Instruction:
Look through the material below for "this". Copy every line that contains it.

Dataset:
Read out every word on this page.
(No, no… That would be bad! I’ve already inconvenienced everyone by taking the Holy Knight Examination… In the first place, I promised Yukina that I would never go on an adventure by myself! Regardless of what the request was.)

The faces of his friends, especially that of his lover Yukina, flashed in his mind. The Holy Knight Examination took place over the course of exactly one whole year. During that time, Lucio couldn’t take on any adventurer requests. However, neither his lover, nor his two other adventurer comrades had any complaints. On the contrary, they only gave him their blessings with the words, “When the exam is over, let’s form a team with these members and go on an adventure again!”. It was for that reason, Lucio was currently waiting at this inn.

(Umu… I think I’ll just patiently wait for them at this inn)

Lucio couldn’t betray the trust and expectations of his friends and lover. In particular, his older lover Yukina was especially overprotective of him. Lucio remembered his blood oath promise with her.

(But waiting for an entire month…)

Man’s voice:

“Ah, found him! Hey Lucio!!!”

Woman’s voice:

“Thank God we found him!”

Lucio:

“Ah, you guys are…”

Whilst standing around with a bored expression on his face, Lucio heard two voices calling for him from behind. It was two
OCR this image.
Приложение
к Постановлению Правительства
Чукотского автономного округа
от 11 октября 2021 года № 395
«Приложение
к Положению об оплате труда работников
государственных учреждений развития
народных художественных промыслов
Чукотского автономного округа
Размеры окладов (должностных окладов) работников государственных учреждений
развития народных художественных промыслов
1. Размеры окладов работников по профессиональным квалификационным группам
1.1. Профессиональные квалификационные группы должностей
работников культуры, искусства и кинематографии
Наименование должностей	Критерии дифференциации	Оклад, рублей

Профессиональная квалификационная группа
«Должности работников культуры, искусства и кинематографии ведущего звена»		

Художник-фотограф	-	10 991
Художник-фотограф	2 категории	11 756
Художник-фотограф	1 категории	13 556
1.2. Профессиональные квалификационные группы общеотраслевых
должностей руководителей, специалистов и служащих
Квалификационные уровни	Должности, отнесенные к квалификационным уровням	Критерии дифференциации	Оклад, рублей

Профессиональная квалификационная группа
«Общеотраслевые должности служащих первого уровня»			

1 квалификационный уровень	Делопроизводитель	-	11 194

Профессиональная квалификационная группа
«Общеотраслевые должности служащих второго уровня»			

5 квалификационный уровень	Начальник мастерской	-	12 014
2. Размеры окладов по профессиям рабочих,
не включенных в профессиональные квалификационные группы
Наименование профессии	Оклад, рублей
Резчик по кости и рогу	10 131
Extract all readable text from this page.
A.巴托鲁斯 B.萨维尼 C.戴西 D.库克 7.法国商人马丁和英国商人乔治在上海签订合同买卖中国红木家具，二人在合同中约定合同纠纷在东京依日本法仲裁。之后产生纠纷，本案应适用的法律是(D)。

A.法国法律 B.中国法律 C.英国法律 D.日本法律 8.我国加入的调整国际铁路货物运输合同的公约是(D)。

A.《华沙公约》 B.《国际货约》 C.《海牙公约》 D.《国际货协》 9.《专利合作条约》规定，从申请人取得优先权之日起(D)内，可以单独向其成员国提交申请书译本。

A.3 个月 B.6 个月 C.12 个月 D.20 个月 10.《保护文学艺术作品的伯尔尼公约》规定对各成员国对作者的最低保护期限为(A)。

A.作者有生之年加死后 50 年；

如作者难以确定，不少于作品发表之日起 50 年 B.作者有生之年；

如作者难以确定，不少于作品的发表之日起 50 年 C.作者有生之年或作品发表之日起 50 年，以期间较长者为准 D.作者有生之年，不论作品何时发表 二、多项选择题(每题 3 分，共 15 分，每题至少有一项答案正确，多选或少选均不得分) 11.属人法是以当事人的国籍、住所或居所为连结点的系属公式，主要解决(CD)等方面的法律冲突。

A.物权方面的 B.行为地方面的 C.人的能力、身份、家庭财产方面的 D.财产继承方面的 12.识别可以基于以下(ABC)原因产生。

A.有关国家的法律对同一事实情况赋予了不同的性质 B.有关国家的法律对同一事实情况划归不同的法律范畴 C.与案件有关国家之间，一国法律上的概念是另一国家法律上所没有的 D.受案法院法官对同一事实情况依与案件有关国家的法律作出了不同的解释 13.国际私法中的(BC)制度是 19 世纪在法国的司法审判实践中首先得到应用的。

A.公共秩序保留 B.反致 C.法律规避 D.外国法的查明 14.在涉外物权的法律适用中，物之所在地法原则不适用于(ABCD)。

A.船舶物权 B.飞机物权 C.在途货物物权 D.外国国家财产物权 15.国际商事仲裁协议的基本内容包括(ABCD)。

Worked answer:
Read out every word on this page.
The faces of his friends, especially that of his lover Yukina, flashed in his mind. The Holy Knight Examination took place over the course of exactly one whole year. During that time, Lucio couldn’t take on any adventurer requests. However, neither his lover, nor his two other adventurer comrades had any complaints. On the contrary, they only gave him their blessings with the words, “When the exam is over, let’s form a team with these members and go on an adventure again!”. It was for that reason, Lucio was currently waiting at this inn.
(Umu… I think I’ll just patiently wait for them at this inn)
OCR this image.
Extract all readable text from this page.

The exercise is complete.